(Recorded data)

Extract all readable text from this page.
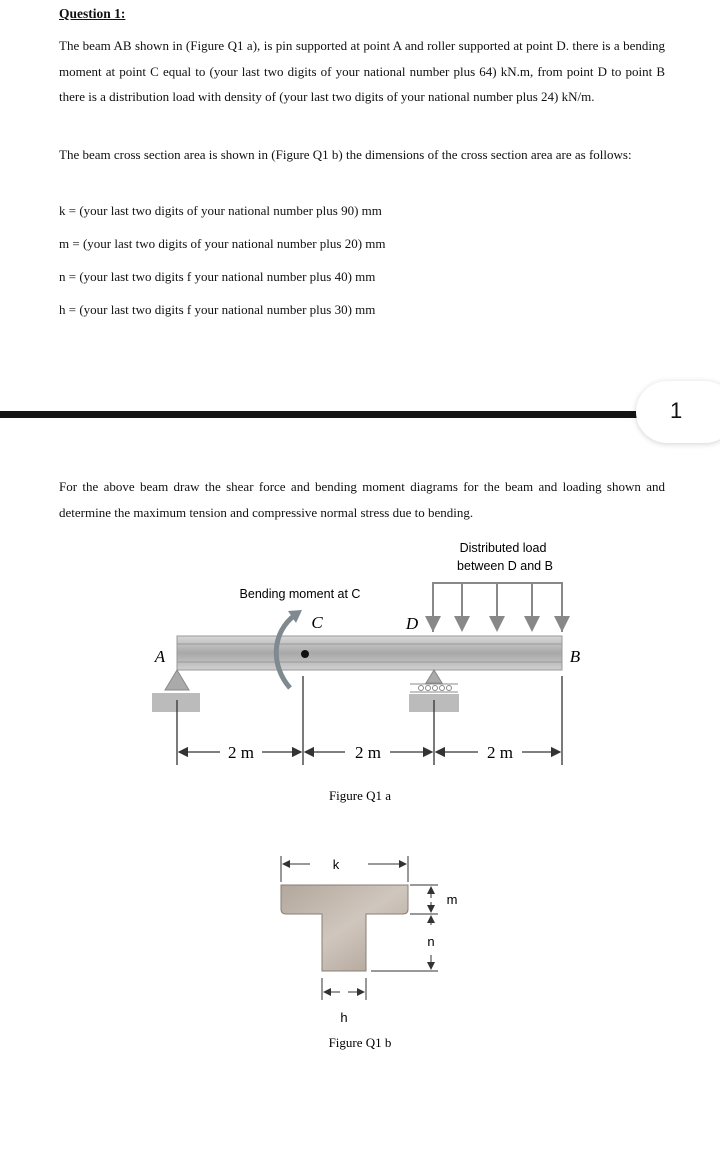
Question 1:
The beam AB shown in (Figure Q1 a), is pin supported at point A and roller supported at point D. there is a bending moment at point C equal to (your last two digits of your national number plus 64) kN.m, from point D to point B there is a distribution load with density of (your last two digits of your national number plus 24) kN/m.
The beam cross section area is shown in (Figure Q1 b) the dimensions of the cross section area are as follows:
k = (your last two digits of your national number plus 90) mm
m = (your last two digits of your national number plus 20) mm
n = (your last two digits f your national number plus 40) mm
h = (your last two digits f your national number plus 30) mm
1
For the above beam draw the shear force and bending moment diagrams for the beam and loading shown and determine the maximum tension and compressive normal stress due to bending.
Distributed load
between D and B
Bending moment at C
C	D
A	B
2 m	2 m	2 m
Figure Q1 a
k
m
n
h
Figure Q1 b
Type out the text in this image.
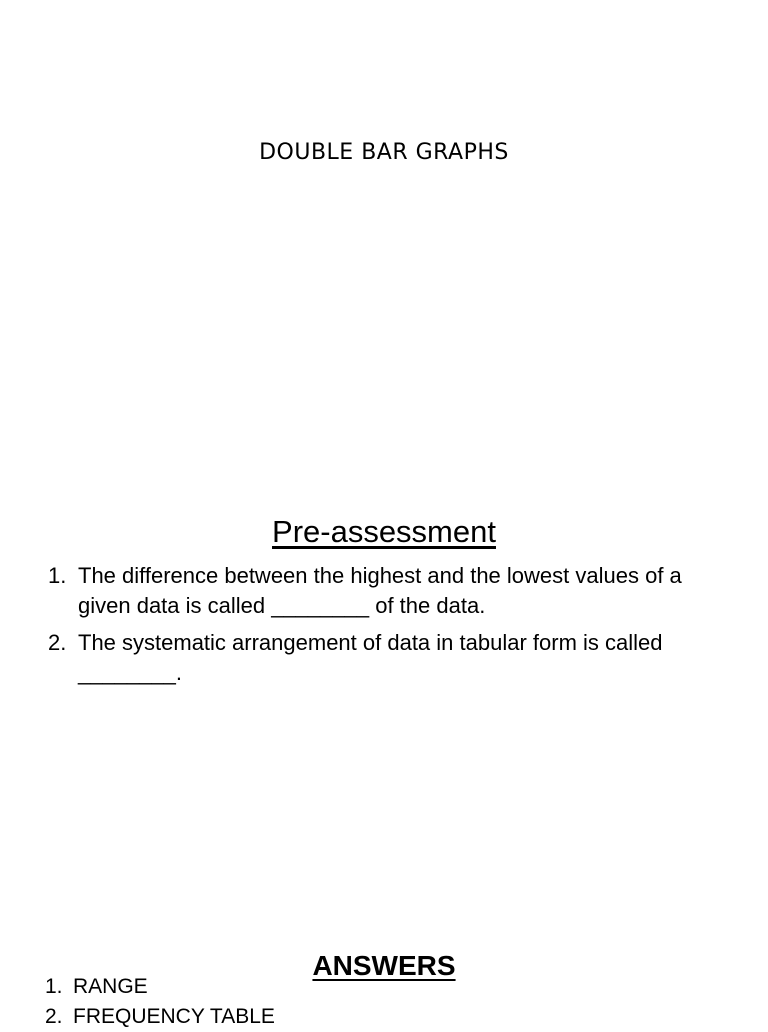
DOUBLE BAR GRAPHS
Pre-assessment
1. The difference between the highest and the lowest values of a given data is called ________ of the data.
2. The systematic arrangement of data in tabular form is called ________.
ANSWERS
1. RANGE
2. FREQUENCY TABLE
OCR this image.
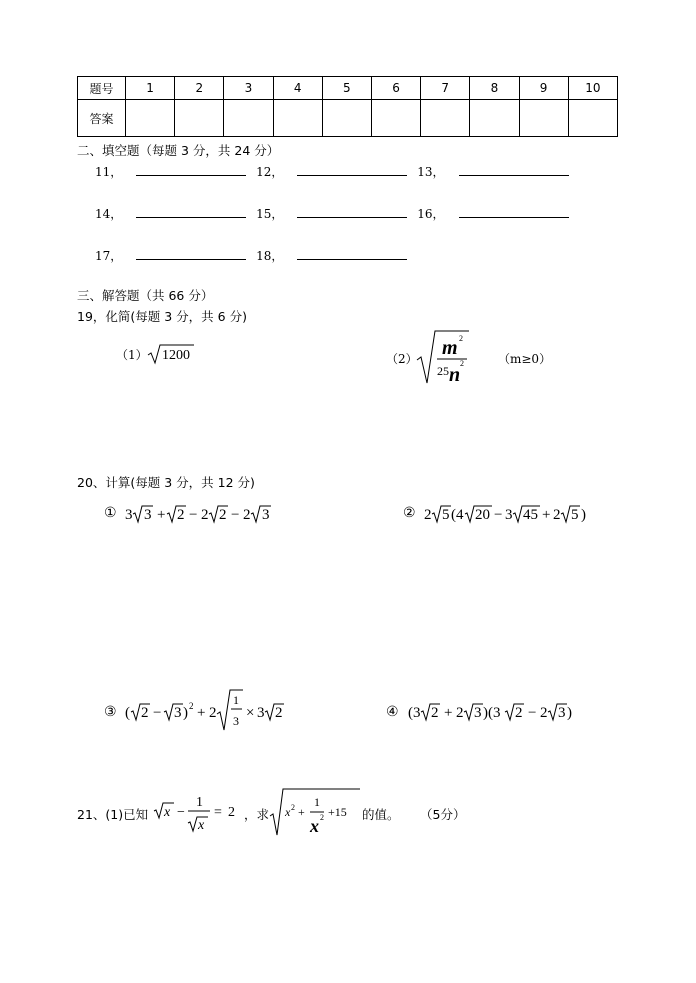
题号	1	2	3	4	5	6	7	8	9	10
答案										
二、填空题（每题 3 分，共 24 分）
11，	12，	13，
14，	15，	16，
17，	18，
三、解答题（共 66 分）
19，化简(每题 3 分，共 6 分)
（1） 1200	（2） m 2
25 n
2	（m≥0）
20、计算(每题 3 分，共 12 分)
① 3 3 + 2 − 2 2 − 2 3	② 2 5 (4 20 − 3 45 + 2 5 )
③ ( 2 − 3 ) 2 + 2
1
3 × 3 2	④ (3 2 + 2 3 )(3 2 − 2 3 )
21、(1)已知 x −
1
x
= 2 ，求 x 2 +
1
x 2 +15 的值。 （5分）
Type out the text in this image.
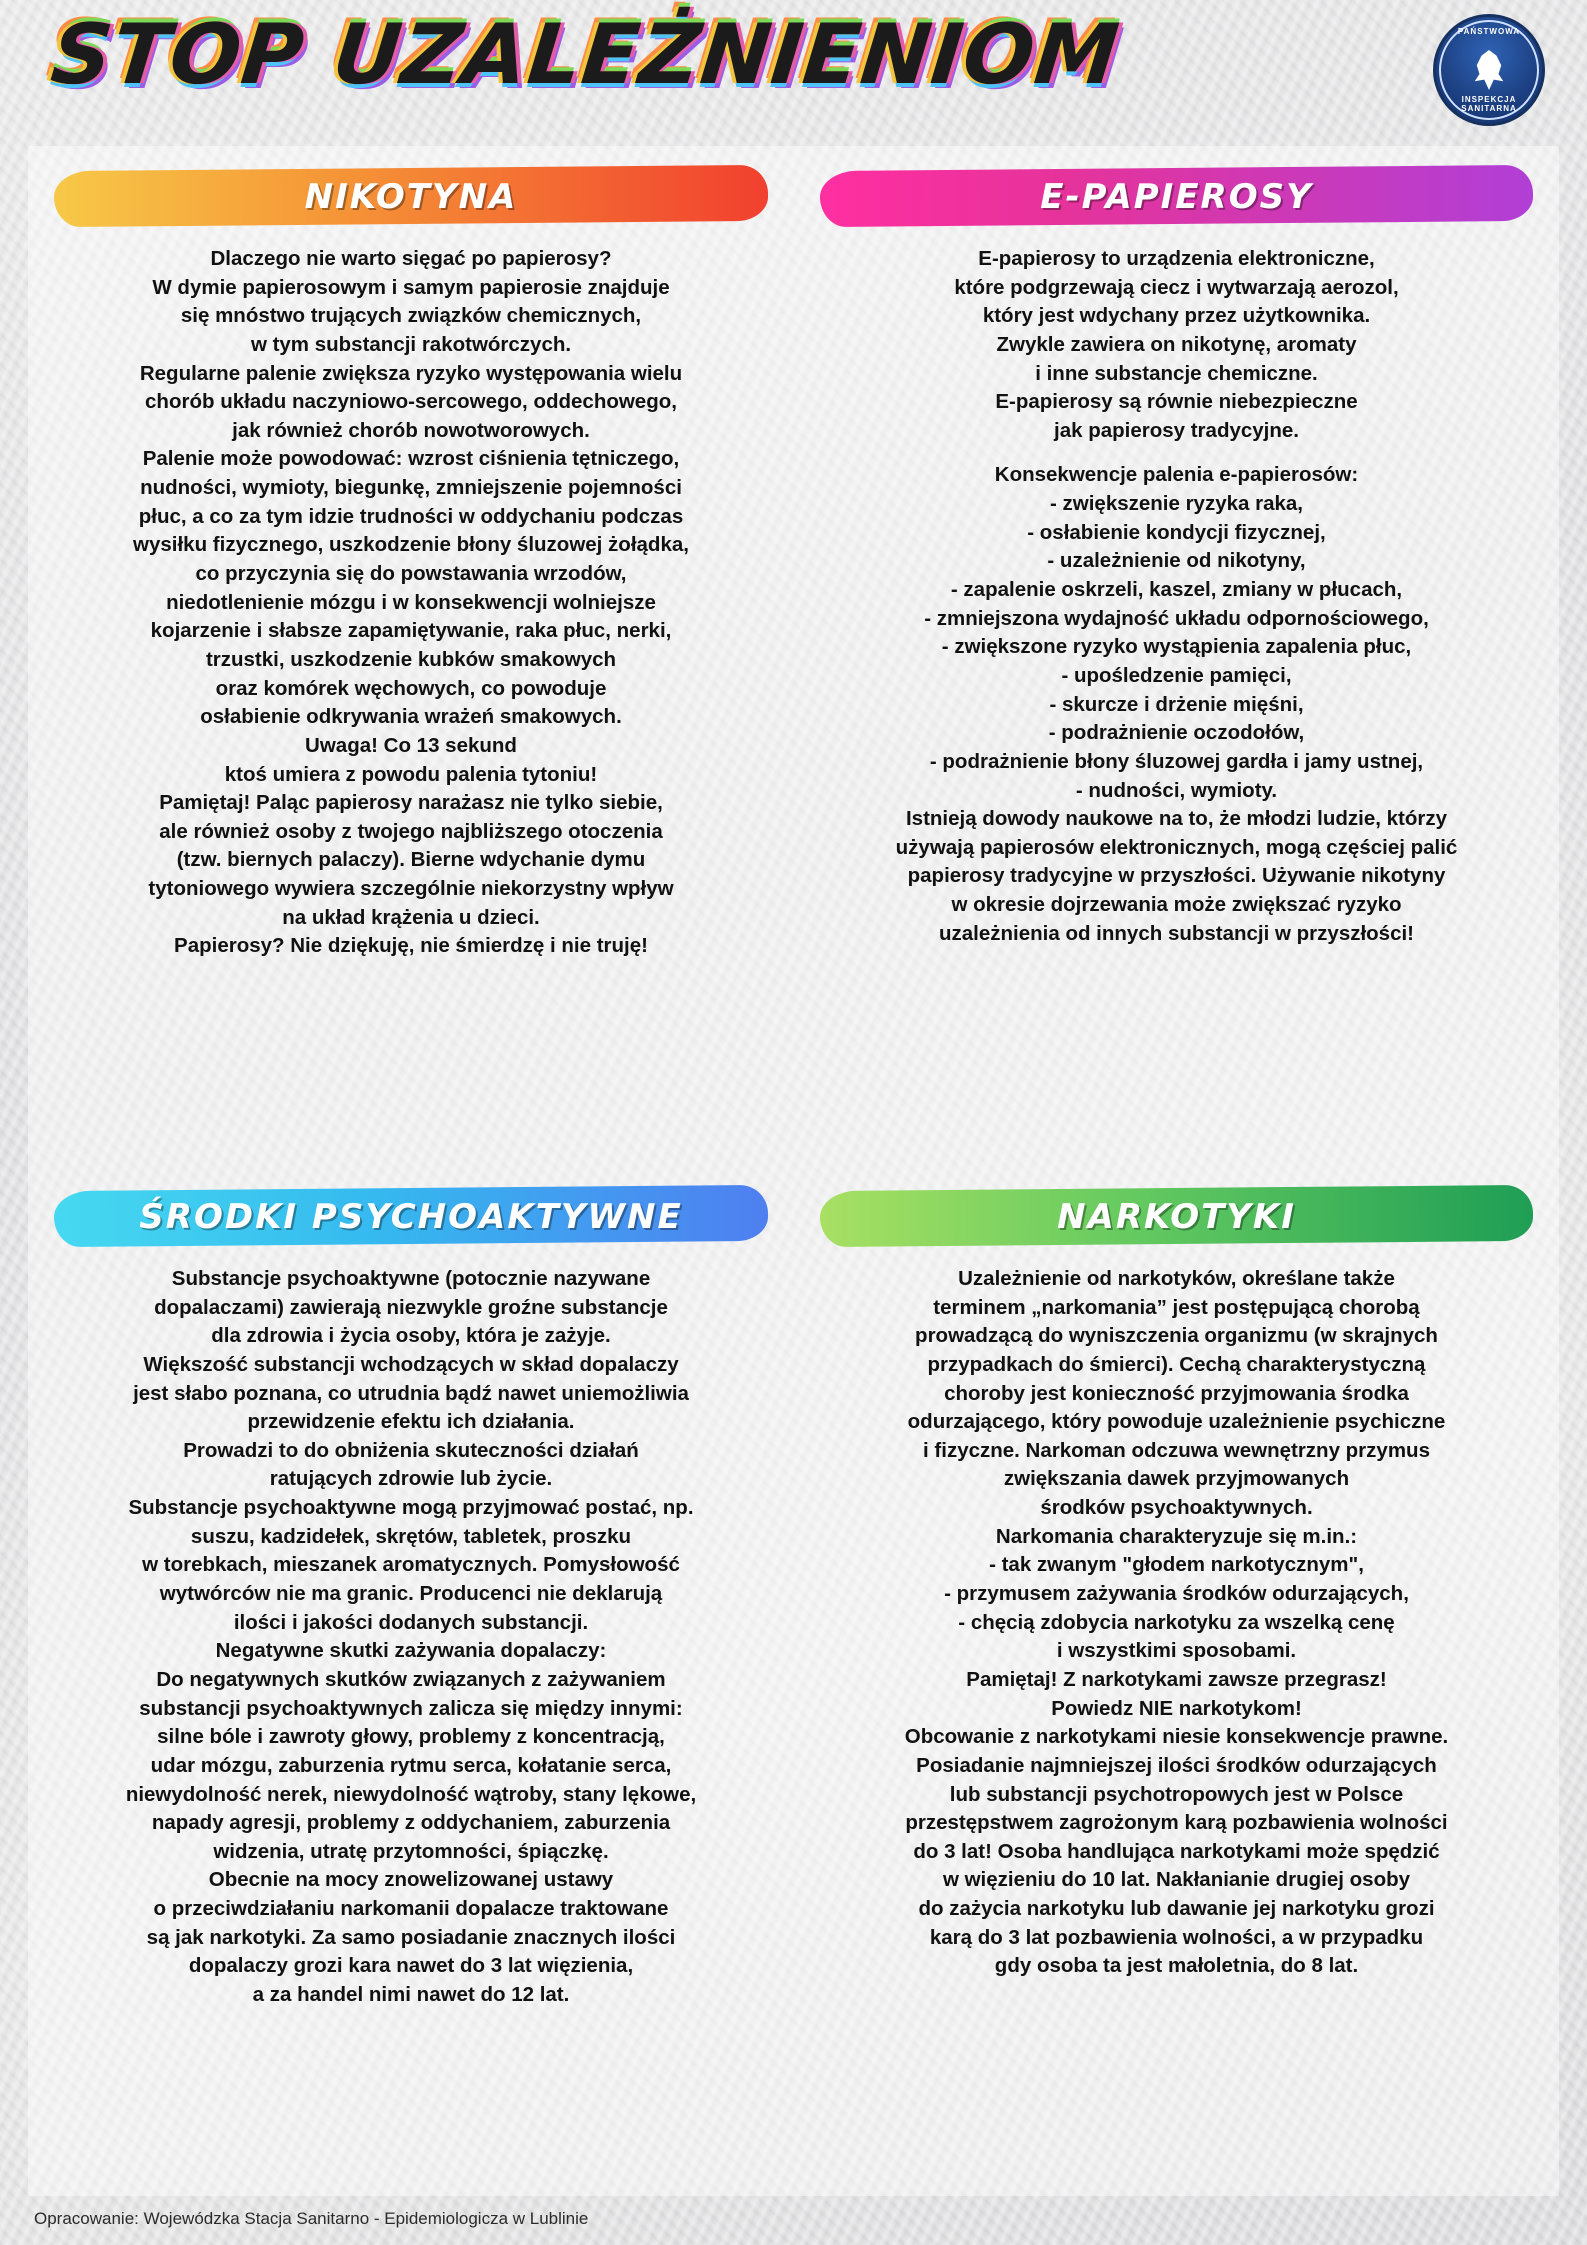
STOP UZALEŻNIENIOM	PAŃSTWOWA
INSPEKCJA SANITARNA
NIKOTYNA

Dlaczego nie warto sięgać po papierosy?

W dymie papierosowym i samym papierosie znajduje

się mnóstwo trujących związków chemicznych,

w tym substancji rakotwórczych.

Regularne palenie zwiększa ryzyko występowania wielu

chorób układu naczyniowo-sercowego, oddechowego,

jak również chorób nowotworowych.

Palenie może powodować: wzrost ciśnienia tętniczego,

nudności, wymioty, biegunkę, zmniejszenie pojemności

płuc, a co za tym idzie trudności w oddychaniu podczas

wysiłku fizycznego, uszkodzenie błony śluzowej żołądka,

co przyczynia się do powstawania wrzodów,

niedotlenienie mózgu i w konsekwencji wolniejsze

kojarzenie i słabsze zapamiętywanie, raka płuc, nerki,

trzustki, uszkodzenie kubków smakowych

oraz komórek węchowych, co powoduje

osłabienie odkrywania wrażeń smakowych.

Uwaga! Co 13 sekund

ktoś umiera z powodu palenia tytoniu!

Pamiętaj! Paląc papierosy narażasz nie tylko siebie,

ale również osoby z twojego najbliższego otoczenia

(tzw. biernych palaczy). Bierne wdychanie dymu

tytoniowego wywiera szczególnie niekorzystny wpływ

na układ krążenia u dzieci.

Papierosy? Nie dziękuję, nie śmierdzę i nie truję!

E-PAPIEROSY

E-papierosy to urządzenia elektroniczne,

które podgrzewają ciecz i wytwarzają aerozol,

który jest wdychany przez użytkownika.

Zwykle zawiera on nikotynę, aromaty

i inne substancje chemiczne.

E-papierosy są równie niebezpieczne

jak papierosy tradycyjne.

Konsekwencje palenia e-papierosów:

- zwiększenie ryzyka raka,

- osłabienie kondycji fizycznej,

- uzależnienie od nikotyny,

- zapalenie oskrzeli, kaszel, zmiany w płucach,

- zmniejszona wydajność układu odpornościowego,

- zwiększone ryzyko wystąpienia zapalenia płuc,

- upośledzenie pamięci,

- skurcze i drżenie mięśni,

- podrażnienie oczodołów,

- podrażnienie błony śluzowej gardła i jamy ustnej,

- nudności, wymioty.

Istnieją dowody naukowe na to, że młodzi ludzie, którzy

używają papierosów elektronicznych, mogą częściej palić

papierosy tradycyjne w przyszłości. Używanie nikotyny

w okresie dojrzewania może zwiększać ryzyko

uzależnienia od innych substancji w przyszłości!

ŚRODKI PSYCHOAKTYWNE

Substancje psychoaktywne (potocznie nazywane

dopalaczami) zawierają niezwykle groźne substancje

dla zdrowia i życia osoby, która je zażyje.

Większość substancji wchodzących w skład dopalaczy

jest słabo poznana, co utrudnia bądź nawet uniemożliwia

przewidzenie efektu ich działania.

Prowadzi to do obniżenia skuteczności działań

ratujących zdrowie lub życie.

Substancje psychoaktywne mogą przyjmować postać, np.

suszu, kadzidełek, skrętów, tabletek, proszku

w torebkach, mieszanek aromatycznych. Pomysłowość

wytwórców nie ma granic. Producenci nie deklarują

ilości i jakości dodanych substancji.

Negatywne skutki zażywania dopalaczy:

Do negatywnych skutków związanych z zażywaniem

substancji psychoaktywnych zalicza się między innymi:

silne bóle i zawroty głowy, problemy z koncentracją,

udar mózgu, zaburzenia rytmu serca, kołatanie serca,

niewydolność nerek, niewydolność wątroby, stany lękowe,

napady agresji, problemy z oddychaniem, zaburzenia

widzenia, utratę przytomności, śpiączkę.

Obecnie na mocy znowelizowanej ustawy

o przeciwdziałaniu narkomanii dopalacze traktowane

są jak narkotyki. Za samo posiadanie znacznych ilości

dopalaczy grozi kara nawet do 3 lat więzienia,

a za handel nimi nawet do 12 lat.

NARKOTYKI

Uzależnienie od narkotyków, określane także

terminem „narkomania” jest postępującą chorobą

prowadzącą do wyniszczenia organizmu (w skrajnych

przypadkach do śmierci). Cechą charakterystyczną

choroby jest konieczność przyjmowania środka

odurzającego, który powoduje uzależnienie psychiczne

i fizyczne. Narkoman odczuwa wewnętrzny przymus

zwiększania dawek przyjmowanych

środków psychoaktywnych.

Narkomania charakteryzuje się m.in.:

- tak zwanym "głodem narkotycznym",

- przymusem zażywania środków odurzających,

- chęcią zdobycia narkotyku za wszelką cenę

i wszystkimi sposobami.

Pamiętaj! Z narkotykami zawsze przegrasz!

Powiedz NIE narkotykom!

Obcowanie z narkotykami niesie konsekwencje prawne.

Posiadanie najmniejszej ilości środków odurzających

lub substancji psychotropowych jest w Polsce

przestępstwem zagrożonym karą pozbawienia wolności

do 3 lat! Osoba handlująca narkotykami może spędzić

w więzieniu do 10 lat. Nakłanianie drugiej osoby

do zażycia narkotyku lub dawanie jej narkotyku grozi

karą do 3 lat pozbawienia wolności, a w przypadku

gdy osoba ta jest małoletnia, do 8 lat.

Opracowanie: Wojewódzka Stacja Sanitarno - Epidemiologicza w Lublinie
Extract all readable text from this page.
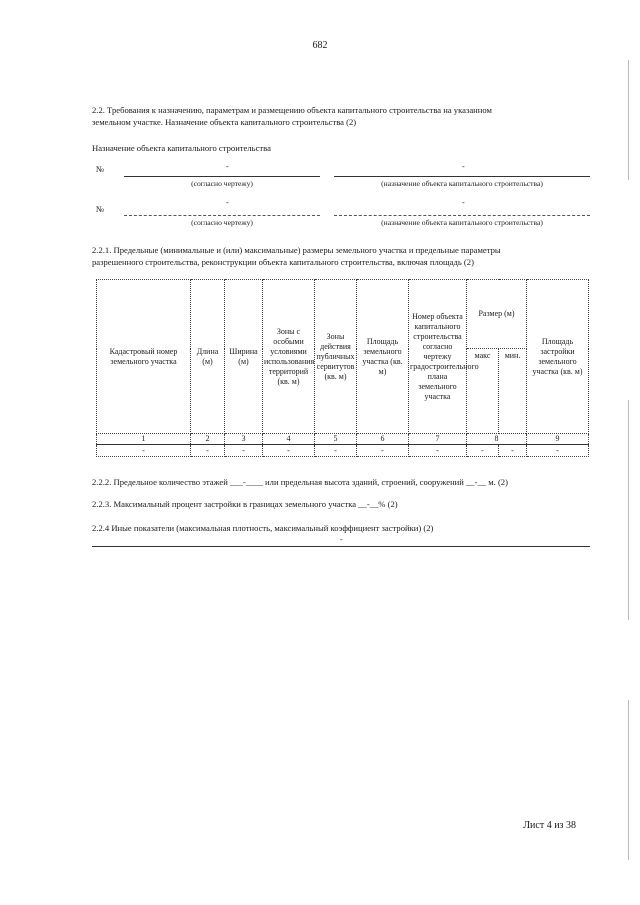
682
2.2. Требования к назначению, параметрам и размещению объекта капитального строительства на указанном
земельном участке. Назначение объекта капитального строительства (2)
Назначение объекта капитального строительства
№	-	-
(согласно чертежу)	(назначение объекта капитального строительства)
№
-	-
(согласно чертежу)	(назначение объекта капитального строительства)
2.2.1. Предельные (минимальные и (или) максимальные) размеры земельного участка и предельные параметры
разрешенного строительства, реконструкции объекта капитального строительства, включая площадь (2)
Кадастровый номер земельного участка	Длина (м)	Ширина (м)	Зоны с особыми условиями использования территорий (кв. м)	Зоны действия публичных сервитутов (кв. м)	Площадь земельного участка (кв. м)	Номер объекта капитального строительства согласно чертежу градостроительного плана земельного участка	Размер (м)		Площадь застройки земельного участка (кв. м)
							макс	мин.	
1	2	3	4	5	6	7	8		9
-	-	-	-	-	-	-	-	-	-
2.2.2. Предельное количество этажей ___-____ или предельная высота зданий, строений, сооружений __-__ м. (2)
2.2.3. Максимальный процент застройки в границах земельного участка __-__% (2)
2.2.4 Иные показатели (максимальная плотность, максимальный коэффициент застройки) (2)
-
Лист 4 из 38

Task details
Find the lines above that include the string "chorób" and copy them.

Final result
chorób układu naczyniowo-sercowego, oddechowego,
jak również chorób nowotworowych.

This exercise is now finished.